- **DIRECTION**:
Repeat exactly each line of the data provided below.

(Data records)
* * * * * * *

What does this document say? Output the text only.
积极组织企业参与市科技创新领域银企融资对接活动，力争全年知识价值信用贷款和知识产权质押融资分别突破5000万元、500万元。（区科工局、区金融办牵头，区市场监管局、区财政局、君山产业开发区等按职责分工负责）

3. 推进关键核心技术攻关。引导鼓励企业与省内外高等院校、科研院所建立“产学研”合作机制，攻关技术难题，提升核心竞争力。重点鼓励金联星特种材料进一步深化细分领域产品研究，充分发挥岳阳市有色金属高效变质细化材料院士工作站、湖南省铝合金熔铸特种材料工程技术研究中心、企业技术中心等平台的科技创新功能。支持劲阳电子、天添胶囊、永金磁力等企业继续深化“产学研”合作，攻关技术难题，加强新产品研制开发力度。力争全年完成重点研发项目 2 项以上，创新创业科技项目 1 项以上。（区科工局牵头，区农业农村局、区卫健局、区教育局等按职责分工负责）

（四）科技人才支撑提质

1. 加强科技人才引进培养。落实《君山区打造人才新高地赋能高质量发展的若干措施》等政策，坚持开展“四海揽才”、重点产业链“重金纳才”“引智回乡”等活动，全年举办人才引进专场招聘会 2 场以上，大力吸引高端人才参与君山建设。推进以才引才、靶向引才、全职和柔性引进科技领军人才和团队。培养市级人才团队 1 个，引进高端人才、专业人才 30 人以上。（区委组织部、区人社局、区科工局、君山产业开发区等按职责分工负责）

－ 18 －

* * * * * * *

- **THE ANSWER**:
What does this document say? Output the text only.
积极组织企业参与市科技创新领域银企融资对接活动，力争全年知识价值信用贷款和知识产权质押融资分别突破5000万元、500万元。（区科工局、区金融办牵头，区市场监管局、区财政局、君山产业开发区等按职责分工负责）

3. 推进关键核心技术攻关。引导鼓励企业与省内外高等院校、科研院所建立“产学研”合作机制，攻关技术难题，提升核心竞争力。重点鼓励金联星特种材料进一步深化细分领域产品研究，充分发挥岳阳市有色金属高效变质细化材料院士工作站、湖南省铝合金熔铸特种材料工程技术研究中心、企业技术中心等平台的科技创新功能。支持劲阳电子、天添胶囊、永金磁力等企业继续深化“产学研”合作，攻关技术难题，加强新产品研制开发力度。力争全年完成重点研发项目 2 项以上，创新创业科技项目 1 项以上。（区科工局牵头，区农业农村局、区卫健局、区教育局等按职责分工负责）

（四）科技人才支撑提质

1. 加强科技人才引进培养。落实《君山区打造人才新高地赋能高质量发展的若干措施》等政策，坚持开展“四海揽才”、重点产业链“重金纳才”“引智回乡”等活动，全年举办人才引进专场招聘会 2 场以上，大力吸引高端人才参与君山建设。推进以才引才、靶向引才、全职和柔性引进科技领军人才和团队。培养市级人才团队 1 个，引进高端人才、专业人才 30 人以上。（区委组织部、区人社局、区科工局、君山产业开发区等按职责分工负责）

－ 18 －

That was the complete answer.